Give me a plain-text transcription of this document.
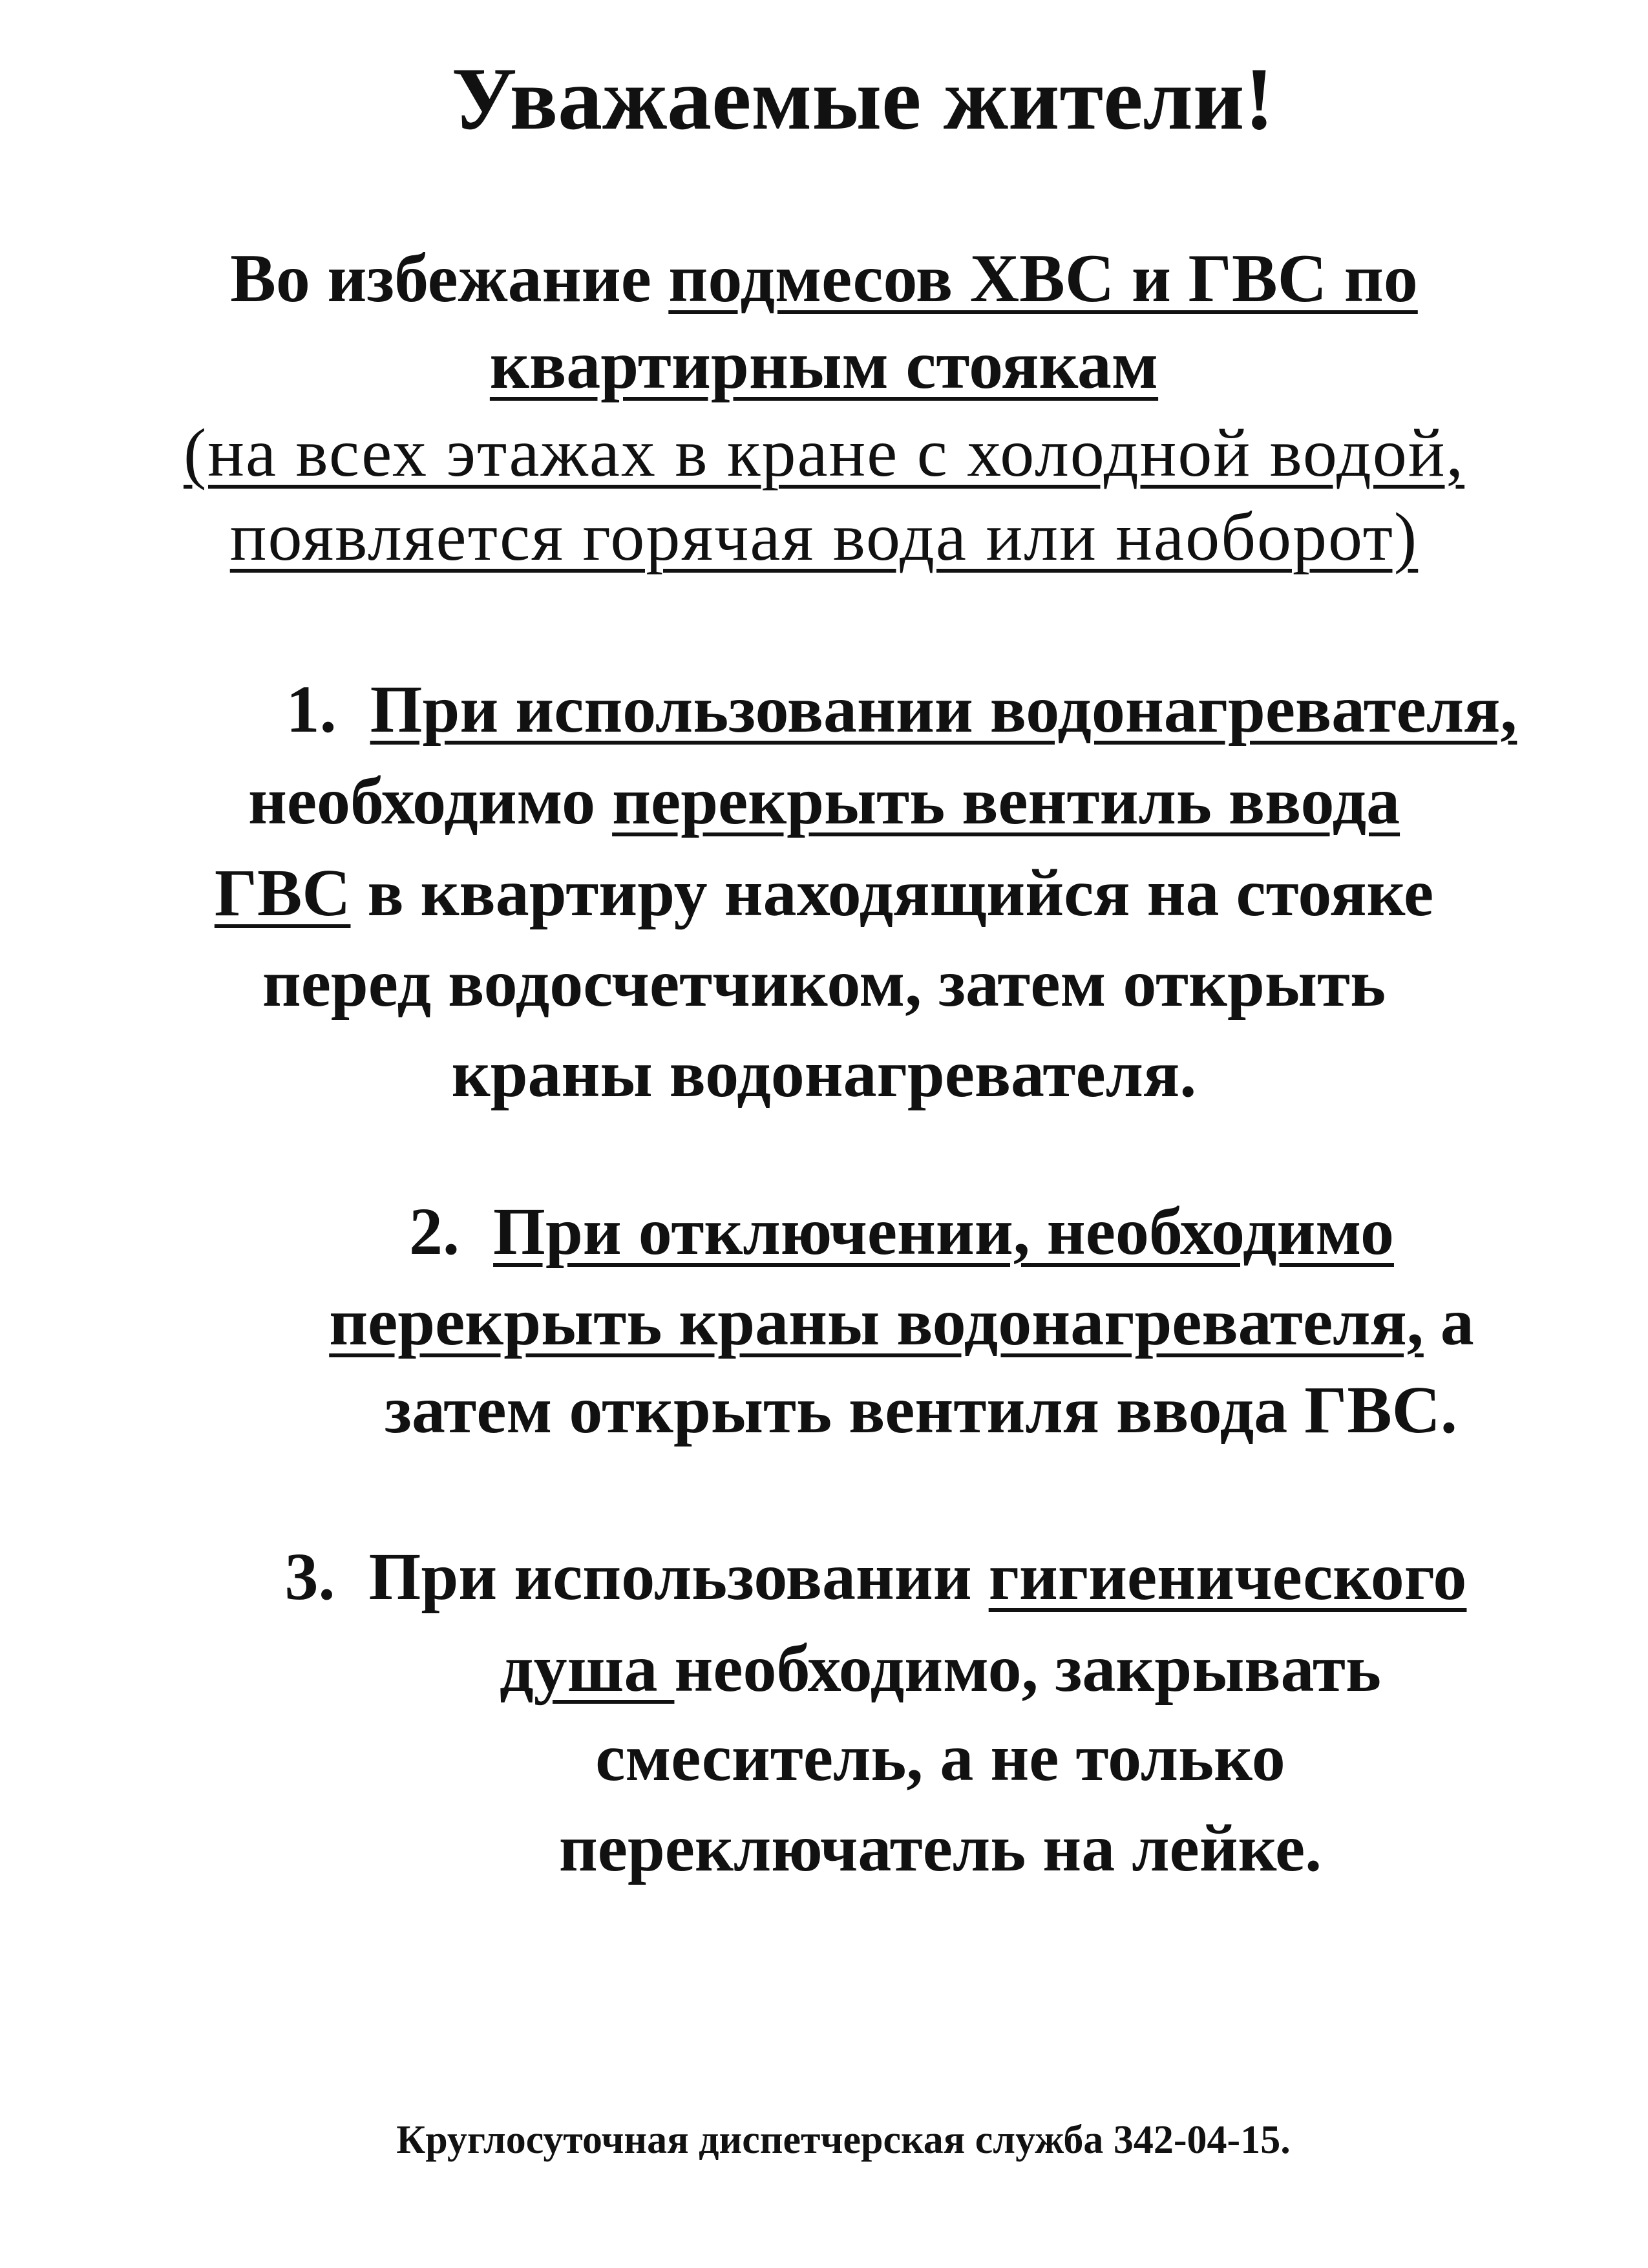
Уважаемые жители!
Во избежание подмесов ХВС и ГВС по
квартирным стоякам
(на всех этажах в кране с холодной водой,
появляется горячая вода или наоборот)
1. При использовании водонагревателя,
необходимо перекрыть вентиль ввода
ГВС в квартиру находящийся на стояке
перед водосчетчиком, затем открыть
краны водонагревателя.
2. При отключении, необходимо
перекрыть краны водонагревателя, а
затем открыть вентиля ввода ГВС.
3. При использовании гигиенического
душа необходимо, закрывать
смеситель, а не только
переключатель на лейке.
Круглосуточная диспетчерская служба 342-04-15.
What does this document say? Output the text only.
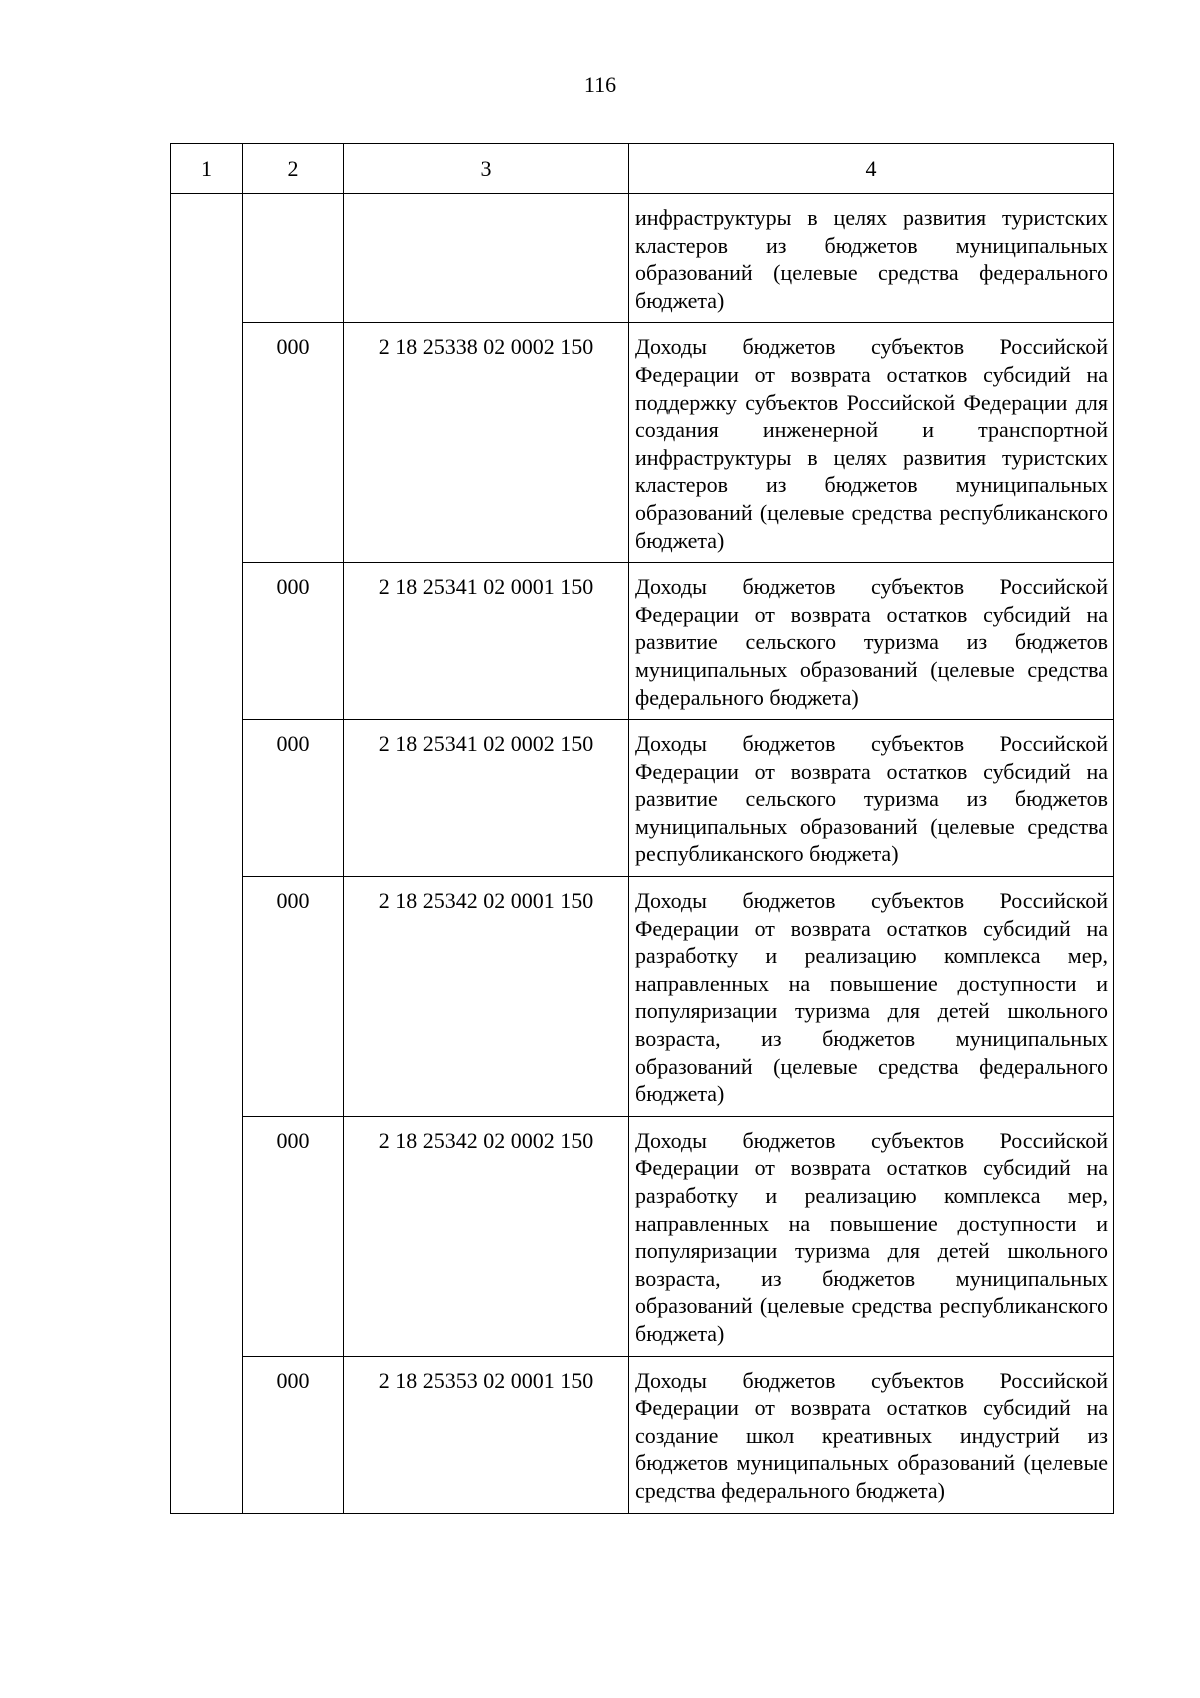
116
1	2	3	4
			инфраструктуры в целях развития туристских кластеров из бюджетов муниципальных образований (целевые средства федерального бюджета)
	000	2 18 25338 02 0002 150	Доходы бюджетов субъектов Российской Федерации от возврата остатков субсидий на поддержку субъектов Российской Федерации для создания инженерной и транспортной инфраструктуры в целях развития туристских кластеров из бюджетов муниципальных образований (целевые средства республиканского бюджета)
	000	2 18 25341 02 0001 150	Доходы бюджетов субъектов Российской Федерации от возврата остатков субсидий на развитие сельского туризма из бюджетов муниципальных образований (целевые средства федерального бюджета)
	000	2 18 25341 02 0002 150	Доходы бюджетов субъектов Российской Федерации от возврата остатков субсидий на развитие сельского туризма из бюджетов муниципальных образований (целевые средства республиканского бюджета)
	000	2 18 25342 02 0001 150	Доходы бюджетов субъектов Российской Федерации от возврата остатков субсидий на разработку и реализацию комплекса мер, направленных на повышение доступности и популяризации туризма для детей школьного возраста, из бюджетов муниципальных образований (целевые средства федерального бюджета)
	000	2 18 25342 02 0002 150	Доходы бюджетов субъектов Российской Федерации от возврата остатков субсидий на разработку и реализацию комплекса мер, направленных на повышение доступности и популяризации туризма для детей школьного возраста, из бюджетов муниципальных образований (целевые средства республиканского бюджета)
	000	2 18 25353 02 0001 150	Доходы бюджетов субъектов Российской Федерации от возврата остатков субсидий на создание школ креативных индустрий из бюджетов муниципальных образований (целевые средства федерального бюджета)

To be done: Gather every line containing the word "комплекса" and copy it.

Solution:
	000	2 18 25342 02 0001 150	Доходы бюджетов субъектов Российской Федерации от возврата остатков субсидий на разработку и реализацию комплекса мер, направленных на повышение доступности и популяризации туризма для детей школьного возраста, из бюджетов муниципальных образований (целевые средства федерального бюджета)
	000	2 18 25342 02 0002 150	Доходы бюджетов субъектов Российской Федерации от возврата остатков субсидий на разработку и реализацию комплекса мер, направленных на повышение доступности и популяризации туризма для детей школьного возраста, из бюджетов муниципальных образований (целевые средства республиканского бюджета)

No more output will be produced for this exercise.